# [AIM OF THE TASK]
Find every line in the records below that contains the word "text", and copy each such line.

[Records from a collection of figures]

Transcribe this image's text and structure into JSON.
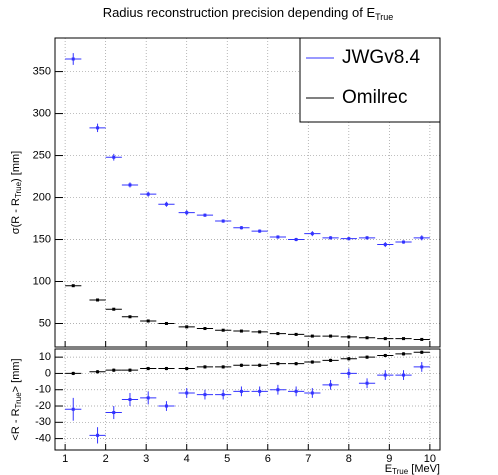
{
  "chart_data": [
    {
      "type": "scatter",
      "title": {
        "text": "Radius reconstruction precision depending of E",
        "sub": "True"
      },
      "ylabel": {
        "text": "σ(R - R",
        "sub": "True",
        "end": ") [mm]"
      },
      "xlim": [
        0.75,
        10.25
      ],
      "xticks": [
        1,
        2,
        3,
        4,
        5,
        6,
        7,
        8,
        9,
        10
      ],
      "ylim": [
        22,
        390
      ],
      "yticks": [
        50,
        100,
        150,
        200,
        250,
        300,
        350
      ],
      "grid": true,
      "legend": "upper right",
      "xerr": 0.2,
      "x": [
        1.2,
        1.8,
        2.2,
        2.6,
        3.05,
        3.5,
        4.0,
        4.45,
        4.9,
        5.35,
        5.8,
        6.25,
        6.7,
        7.1,
        7.55,
        8.0,
        8.45,
        8.9,
        9.35,
        9.8
      ],
      "series": [
        {
          "name": "JWGv8.4",
          "color": "#3333ff",
          "values": [
            365,
            283,
            248,
            215,
            204,
            192,
            182,
            179,
            172,
            164,
            160,
            153,
            150,
            157,
            152,
            151,
            152,
            144,
            147,
            152
          ],
          "yerr": [
            7,
            5,
            4,
            3,
            3,
            3,
            3,
            2,
            2,
            2,
            2,
            2,
            2,
            3,
            2,
            2,
            2,
            3,
            2,
            3
          ]
        },
        {
          "name": "Omilrec",
          "color": "#000000",
          "values": [
            95,
            78,
            67,
            58,
            53,
            50,
            46,
            44,
            42,
            41,
            40,
            38,
            37,
            35,
            35,
            34,
            33,
            32,
            32,
            31
          ],
          "yerr": [
            1,
            1,
            1,
            1,
            1,
            1,
            1,
            1,
            1,
            1,
            1,
            1,
            1,
            1,
            1,
            1,
            1,
            1,
            1,
            1
          ]
        }
      ]
    },
    {
      "type": "scatter",
      "ylabel": {
        "text": "<R - R",
        "sub": "True",
        "end": "> [mm]"
      },
      "xlabel": {
        "text": "E",
        "sub": "True",
        "end": " [MeV]"
      },
      "xlim": [
        0.75,
        10.25
      ],
      "xticks": [
        1,
        2,
        3,
        4,
        5,
        6,
        7,
        8,
        9,
        10
      ],
      "ylim": [
        -47,
        15
      ],
      "yticks": [
        -40,
        -30,
        -20,
        -10,
        0,
        10
      ],
      "grid": true,
      "xerr": 0.2,
      "x": [
        1.2,
        1.8,
        2.2,
        2.6,
        3.05,
        3.5,
        4.0,
        4.45,
        4.9,
        5.35,
        5.8,
        6.25,
        6.7,
        7.1,
        7.55,
        8.0,
        8.45,
        8.9,
        9.35,
        9.8
      ],
      "series": [
        {
          "name": "JWGv8.4",
          "color": "#3333ff",
          "values": [
            -22,
            -38,
            -24,
            -16,
            -15,
            -20,
            -12,
            -13,
            -13,
            -11,
            -11,
            -10,
            -11,
            -12,
            -7,
            0,
            -6,
            -1,
            -1,
            4
          ],
          "yerr": [
            7,
            5,
            4,
            4,
            4,
            3,
            3,
            3,
            3,
            3,
            3,
            3,
            3,
            3,
            3,
            3,
            3,
            3,
            3,
            3
          ]
        },
        {
          "name": "Omilrec",
          "color": "#000000",
          "values": [
            0,
            1,
            2,
            2,
            3,
            3,
            3,
            4,
            4,
            5,
            5,
            6,
            6,
            7,
            8,
            9,
            10,
            11,
            12,
            13
          ],
          "yerr": [
            1,
            1,
            1,
            1,
            1,
            1,
            1,
            1,
            1,
            1,
            1,
            1,
            1,
            1,
            1,
            1,
            1,
            1,
            1,
            1
          ]
        }
      ]
    }
  ]
}
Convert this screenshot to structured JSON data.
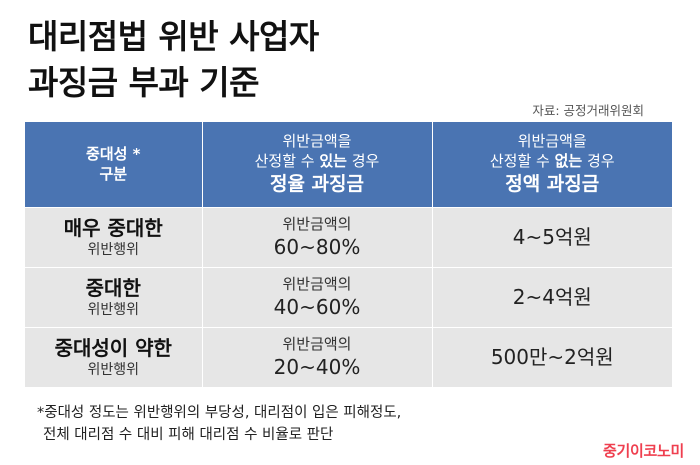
{
  "title": {
    "line1": "대리점법 위반 사업자",
    "line2": "과징금 부과 기준"
  },
  "source": "자료: 공정거래위원회",
  "table": {
    "header": {
      "gubun_line1": "중대성 *",
      "gubun_line2": "구분",
      "col1_line1": "위반금액을",
      "col1_line2_pre": "산정할 수 ",
      "col1_line2_bold": "있는",
      "col1_line2_post": " 경우",
      "col1_big": "정율 과징금",
      "col2_line1": "위반금액을",
      "col2_line2_pre": "산정할 수 ",
      "col2_line2_bold": "없는",
      "col2_line2_post": " 경우",
      "col2_big": "정액 과징금"
    },
    "rows": [
      {
        "level": "매우 중대한",
        "sub": "위반행위",
        "rate_label": "위반금액의",
        "rate": "60~80%",
        "amount": "4~5억원"
      },
      {
        "level": "중대한",
        "sub": "위반행위",
        "rate_label": "위반금액의",
        "rate": "40~60%",
        "amount": "2~4억원"
      },
      {
        "level": "중대성이 약한",
        "sub": "위반행위",
        "rate_label": "위반금액의",
        "rate": "20~40%",
        "amount": "500만~2억원"
      }
    ]
  },
  "note": {
    "line1": "*중대성 정도는 위반행위의 부당성, 대리점이 입은 피해정도,",
    "line2": "전체 대리점 수 대비 피해 대리점 수 비율로 판단"
  },
  "logo": "중기이코노미",
  "colors": {
    "header_bg": "#4a74b2",
    "row_bg": "#e6e6e6",
    "logo": "#ef3f4f"
  }
}
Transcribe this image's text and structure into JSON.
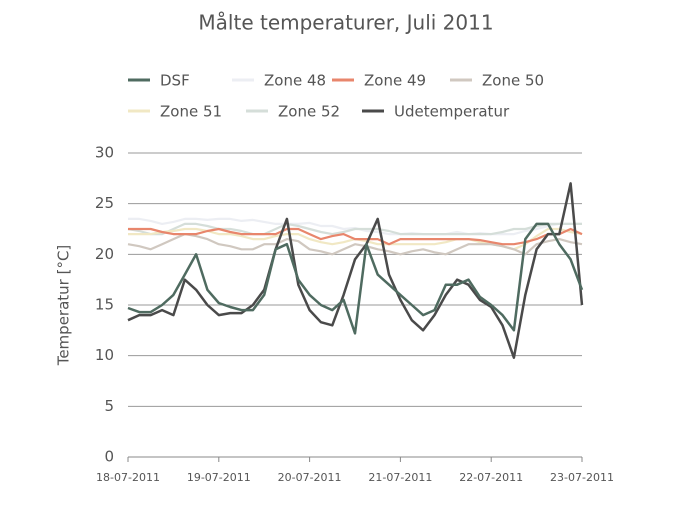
{
  "chart_data": {
    "type": "line",
    "title": "Målte temperaturer, Juli 2011",
    "y_label": "Temperatur [°C]",
    "x": [
      "18-07-2011 00:00",
      "18-07-2011 03:00",
      "18-07-2011 06:00",
      "18-07-2011 09:00",
      "18-07-2011 12:00",
      "18-07-2011 15:00",
      "18-07-2011 18:00",
      "18-07-2011 21:00",
      "19-07-2011 00:00",
      "19-07-2011 03:00",
      "19-07-2011 06:00",
      "19-07-2011 09:00",
      "19-07-2011 12:00",
      "19-07-2011 15:00",
      "19-07-2011 18:00",
      "19-07-2011 21:00",
      "20-07-2011 00:00",
      "20-07-2011 03:00",
      "20-07-2011 06:00",
      "20-07-2011 09:00",
      "20-07-2011 12:00",
      "20-07-2011 15:00",
      "20-07-2011 18:00",
      "20-07-2011 21:00",
      "21-07-2011 00:00",
      "21-07-2011 03:00",
      "21-07-2011 06:00",
      "21-07-2011 09:00",
      "21-07-2011 12:00",
      "21-07-2011 15:00",
      "21-07-2011 18:00",
      "21-07-2011 21:00",
      "22-07-2011 00:00",
      "22-07-2011 03:00",
      "22-07-2011 06:00",
      "22-07-2011 09:00",
      "22-07-2011 12:00",
      "22-07-2011 15:00",
      "22-07-2011 18:00",
      "22-07-2011 21:00",
      "23-07-2011 00:00"
    ],
    "series": [
      {
        "name": "DSF",
        "color": "#4f6b60",
        "values": [
          14.7,
          14.3,
          14.3,
          15,
          16,
          18,
          20,
          16.5,
          15.2,
          14.8,
          14.5,
          14.5,
          16,
          20.5,
          21,
          17.5,
          16,
          15,
          14.5,
          15.5,
          12.2,
          21,
          18,
          17,
          16,
          15,
          14,
          14.5,
          17,
          17,
          17.5,
          15.8,
          15,
          14,
          12.5,
          21.5,
          23,
          23,
          21,
          19.5,
          16.5
        ]
      },
      {
        "name": "Zone 48",
        "color": "#eceef3",
        "values": [
          23.5,
          23.5,
          23.3,
          23,
          23.2,
          23.5,
          23.5,
          23.4,
          23.5,
          23.5,
          23.3,
          23.4,
          23.2,
          23,
          23,
          23,
          23.1,
          22.8,
          22.8,
          22.5,
          22.6,
          22.3,
          22.2,
          22,
          22,
          22.1,
          22,
          22,
          22,
          22.2,
          22,
          22.1,
          22,
          22,
          22,
          22.3,
          22.5,
          22.8,
          23,
          23,
          23
        ]
      },
      {
        "name": "Zone 49",
        "color": "#e8866c",
        "values": [
          22.5,
          22.5,
          22.5,
          22.2,
          22,
          22,
          22,
          22.3,
          22.5,
          22.2,
          22,
          22,
          22,
          22,
          22.5,
          22.5,
          22,
          21.5,
          21.8,
          22,
          21.5,
          21.5,
          21.5,
          21,
          21.5,
          21.5,
          21.5,
          21.5,
          21.5,
          21.5,
          21.5,
          21.4,
          21.2,
          21,
          21,
          21.2,
          21.5,
          22,
          22,
          22.5,
          22
        ]
      },
      {
        "name": "Zone 50",
        "color": "#d0c8c0",
        "values": [
          21,
          20.8,
          20.5,
          21,
          21.5,
          22,
          21.8,
          21.5,
          21,
          20.8,
          20.5,
          20.5,
          21,
          21,
          21.5,
          21.3,
          20.5,
          20.3,
          20,
          20.5,
          21,
          20.8,
          20.5,
          20.3,
          20,
          20.3,
          20.5,
          20.2,
          20,
          20.5,
          21,
          21,
          21,
          20.8,
          20.5,
          20,
          21,
          21.3,
          21.5,
          21.2,
          21
        ]
      },
      {
        "name": "Zone 51",
        "color": "#f1e8c4",
        "values": [
          22,
          22,
          22,
          22.2,
          22.3,
          22.5,
          22.5,
          22.3,
          22,
          22,
          21.8,
          21.5,
          21.5,
          21.8,
          22,
          22,
          21.5,
          21.2,
          21,
          21.2,
          21.5,
          21.3,
          21,
          21,
          21,
          21,
          21,
          21,
          21.2,
          21.5,
          21.5,
          21.2,
          21,
          20.8,
          20.5,
          21,
          21.8,
          22.5,
          22.5,
          22.2,
          22
        ]
      },
      {
        "name": "Zone 52",
        "color": "#d5ded9",
        "values": [
          22.5,
          22.3,
          22,
          22,
          22.5,
          23,
          23,
          22.8,
          22.5,
          22.5,
          22.3,
          22,
          22,
          22.5,
          23,
          22.8,
          22.5,
          22.2,
          22,
          22.2,
          22.5,
          22.5,
          22.5,
          22.3,
          22,
          22,
          22,
          22,
          22,
          22,
          22,
          22,
          22,
          22.2,
          22.5,
          22.5,
          22.8,
          23,
          23,
          23,
          23
        ]
      },
      {
        "name": "Udetemperatur",
        "color": "#4a4a4a",
        "values": [
          13.5,
          14,
          14,
          14.5,
          14,
          17.5,
          16.5,
          15,
          14,
          14.2,
          14.2,
          15,
          16.5,
          20.5,
          23.5,
          17,
          14.5,
          13.3,
          13,
          16,
          19.5,
          21,
          23.5,
          18,
          15.5,
          13.5,
          12.5,
          14,
          16,
          17.5,
          17,
          15.5,
          14.8,
          13,
          9.8,
          16,
          20.5,
          22,
          22,
          27,
          15
        ]
      }
    ],
    "xlim": [
      "18-07-2011",
      "23-07-2011"
    ],
    "xticks": [
      "18-07-2011",
      "19-07-2011",
      "20-07-2011",
      "21-07-2011",
      "22-07-2011",
      "23-07-2011"
    ],
    "ylim": [
      0,
      30
    ],
    "yticks": [
      0,
      5,
      10,
      15,
      20,
      25,
      30
    ],
    "grid": true
  }
}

# [EXERCISE RESULT]
Transcribe this image's text and structure into JSON.
        "text": "Radius reconstruction precision depending of E",
        "text": "σ(R - R",
        "text": "<R - R",
        "text": "E",
Transcribe this image's text and structure into JSON.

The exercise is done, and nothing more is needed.